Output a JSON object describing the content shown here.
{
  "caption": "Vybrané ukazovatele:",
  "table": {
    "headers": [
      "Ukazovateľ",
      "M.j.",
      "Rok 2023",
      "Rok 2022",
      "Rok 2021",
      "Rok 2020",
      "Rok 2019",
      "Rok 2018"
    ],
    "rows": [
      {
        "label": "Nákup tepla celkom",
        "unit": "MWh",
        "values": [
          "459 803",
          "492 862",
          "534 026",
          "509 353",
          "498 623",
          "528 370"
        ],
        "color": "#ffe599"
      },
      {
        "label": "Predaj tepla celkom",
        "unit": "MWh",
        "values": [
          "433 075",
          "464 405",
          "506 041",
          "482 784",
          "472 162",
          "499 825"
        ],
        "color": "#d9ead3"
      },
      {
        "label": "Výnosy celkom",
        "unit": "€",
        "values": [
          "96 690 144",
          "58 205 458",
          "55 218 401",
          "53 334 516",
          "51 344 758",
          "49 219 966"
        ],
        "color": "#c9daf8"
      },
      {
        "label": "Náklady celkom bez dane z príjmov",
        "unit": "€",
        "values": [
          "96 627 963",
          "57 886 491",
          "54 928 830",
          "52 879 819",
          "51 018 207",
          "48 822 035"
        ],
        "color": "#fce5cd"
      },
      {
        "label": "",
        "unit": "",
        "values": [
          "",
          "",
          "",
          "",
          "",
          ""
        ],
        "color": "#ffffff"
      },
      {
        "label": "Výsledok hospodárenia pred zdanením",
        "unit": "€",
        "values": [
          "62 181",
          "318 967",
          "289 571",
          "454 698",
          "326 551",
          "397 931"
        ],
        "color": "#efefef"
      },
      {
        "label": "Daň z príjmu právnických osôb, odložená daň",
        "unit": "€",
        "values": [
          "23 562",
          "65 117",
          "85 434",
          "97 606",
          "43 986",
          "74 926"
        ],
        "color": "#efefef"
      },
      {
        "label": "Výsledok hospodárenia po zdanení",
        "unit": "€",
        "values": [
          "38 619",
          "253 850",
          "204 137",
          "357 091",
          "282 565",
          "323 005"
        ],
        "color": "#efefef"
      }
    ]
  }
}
* * *
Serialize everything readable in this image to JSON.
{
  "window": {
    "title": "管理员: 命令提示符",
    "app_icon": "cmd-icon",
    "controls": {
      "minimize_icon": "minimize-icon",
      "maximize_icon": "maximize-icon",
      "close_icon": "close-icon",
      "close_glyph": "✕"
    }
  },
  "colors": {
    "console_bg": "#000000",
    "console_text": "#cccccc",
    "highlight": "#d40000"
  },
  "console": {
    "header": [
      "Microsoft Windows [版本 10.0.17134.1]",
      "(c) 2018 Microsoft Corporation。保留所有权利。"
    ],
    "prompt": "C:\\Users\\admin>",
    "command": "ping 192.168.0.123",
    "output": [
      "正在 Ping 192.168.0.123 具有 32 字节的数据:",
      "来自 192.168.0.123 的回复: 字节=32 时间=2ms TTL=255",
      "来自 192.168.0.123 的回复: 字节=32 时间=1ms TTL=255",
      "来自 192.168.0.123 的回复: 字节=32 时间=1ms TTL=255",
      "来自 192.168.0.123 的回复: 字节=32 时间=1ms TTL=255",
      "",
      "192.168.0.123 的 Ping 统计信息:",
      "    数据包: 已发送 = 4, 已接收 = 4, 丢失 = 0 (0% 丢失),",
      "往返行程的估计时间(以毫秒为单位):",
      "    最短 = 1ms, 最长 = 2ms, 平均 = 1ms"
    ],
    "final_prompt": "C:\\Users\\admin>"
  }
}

> [TASK BRIEF]: Only a number is wanted: how many lines of the data above contain "Microsoft"?

> [REPLY]: 2